▸ **WHAT TO DO**:
Copy out all the data, word for word.
━━ MATERIAL SHOWN ━━
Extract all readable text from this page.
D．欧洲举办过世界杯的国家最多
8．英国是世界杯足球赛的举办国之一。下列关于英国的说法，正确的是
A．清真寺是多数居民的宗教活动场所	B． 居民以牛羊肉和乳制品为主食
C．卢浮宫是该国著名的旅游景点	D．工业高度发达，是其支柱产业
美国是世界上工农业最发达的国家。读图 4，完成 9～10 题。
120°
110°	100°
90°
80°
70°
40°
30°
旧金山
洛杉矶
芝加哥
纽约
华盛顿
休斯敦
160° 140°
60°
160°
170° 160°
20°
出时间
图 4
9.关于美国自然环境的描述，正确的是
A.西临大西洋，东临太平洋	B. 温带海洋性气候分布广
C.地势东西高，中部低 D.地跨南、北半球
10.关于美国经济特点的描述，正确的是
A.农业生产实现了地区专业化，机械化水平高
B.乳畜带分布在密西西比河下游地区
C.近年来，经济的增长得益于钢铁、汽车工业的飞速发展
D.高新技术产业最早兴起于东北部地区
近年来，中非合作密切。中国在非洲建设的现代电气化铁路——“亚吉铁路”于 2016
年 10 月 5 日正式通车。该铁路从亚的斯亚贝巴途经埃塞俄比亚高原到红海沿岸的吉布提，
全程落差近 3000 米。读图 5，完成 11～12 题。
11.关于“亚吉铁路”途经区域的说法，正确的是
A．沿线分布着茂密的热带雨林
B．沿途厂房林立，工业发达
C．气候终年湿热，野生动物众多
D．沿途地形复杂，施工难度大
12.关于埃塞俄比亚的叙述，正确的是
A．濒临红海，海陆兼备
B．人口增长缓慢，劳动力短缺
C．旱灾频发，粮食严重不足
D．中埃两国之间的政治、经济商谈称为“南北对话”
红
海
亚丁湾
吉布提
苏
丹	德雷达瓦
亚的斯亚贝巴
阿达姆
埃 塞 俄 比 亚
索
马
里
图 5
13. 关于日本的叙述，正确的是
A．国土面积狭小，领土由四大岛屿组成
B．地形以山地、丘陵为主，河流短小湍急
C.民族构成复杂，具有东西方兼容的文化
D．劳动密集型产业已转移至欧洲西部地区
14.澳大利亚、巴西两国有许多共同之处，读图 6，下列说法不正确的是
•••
━━━
▸ **WORKED SOLUTION**:
Extract all readable text from this page.
D．欧洲举办过世界杯的国家最多
8．英国是世界杯足球赛的举办国之一。下列关于英国的说法，正确的是
A．清真寺是多数居民的宗教活动场所	B． 居民以牛羊肉和乳制品为主食
C．卢浮宫是该国著名的旅游景点	D．工业高度发达，是其支柱产业
美国是世界上工农业最发达的国家。读图 4，完成 9～10 题。
120°
110°	100°
90°
80°
70°
40°
30°
旧金山
洛杉矶
芝加哥
纽约
华盛顿
休斯敦
160° 140°
60°
160°
170° 160°
20°
出时间
图 4
9.关于美国自然环境的描述，正确的是
A.西临大西洋，东临太平洋	B. 温带海洋性气候分布广
C.地势东西高，中部低 D.地跨南、北半球
10.关于美国经济特点的描述，正确的是
A.农业生产实现了地区专业化，机械化水平高
B.乳畜带分布在密西西比河下游地区
C.近年来，经济的增长得益于钢铁、汽车工业的飞速发展
D.高新技术产业最早兴起于东北部地区
近年来，中非合作密切。中国在非洲建设的现代电气化铁路——“亚吉铁路”于 2016
年 10 月 5 日正式通车。该铁路从亚的斯亚贝巴途经埃塞俄比亚高原到红海沿岸的吉布提，
全程落差近 3000 米。读图 5，完成 11～12 题。
11.关于“亚吉铁路”途经区域的说法，正确的是
A．沿线分布着茂密的热带雨林
B．沿途厂房林立，工业发达
C．气候终年湿热，野生动物众多
D．沿途地形复杂，施工难度大
12.关于埃塞俄比亚的叙述，正确的是
A．濒临红海，海陆兼备
B．人口增长缓慢，劳动力短缺
C．旱灾频发，粮食严重不足
D．中埃两国之间的政治、经济商谈称为“南北对话”
红
海
亚丁湾
吉布提
苏
丹	德雷达瓦
亚的斯亚贝巴
阿达姆
埃 塞 俄 比 亚
索
马
里
图 5
13. 关于日本的叙述，正确的是
A．国土面积狭小，领土由四大岛屿组成
B．地形以山地、丘陵为主，河流短小湍急
C.民族构成复杂，具有东西方兼容的文化
D．劳动密集型产业已转移至欧洲西部地区
14.澳大利亚、巴西两国有许多共同之处，读图 6，下列说法不正确的是
•••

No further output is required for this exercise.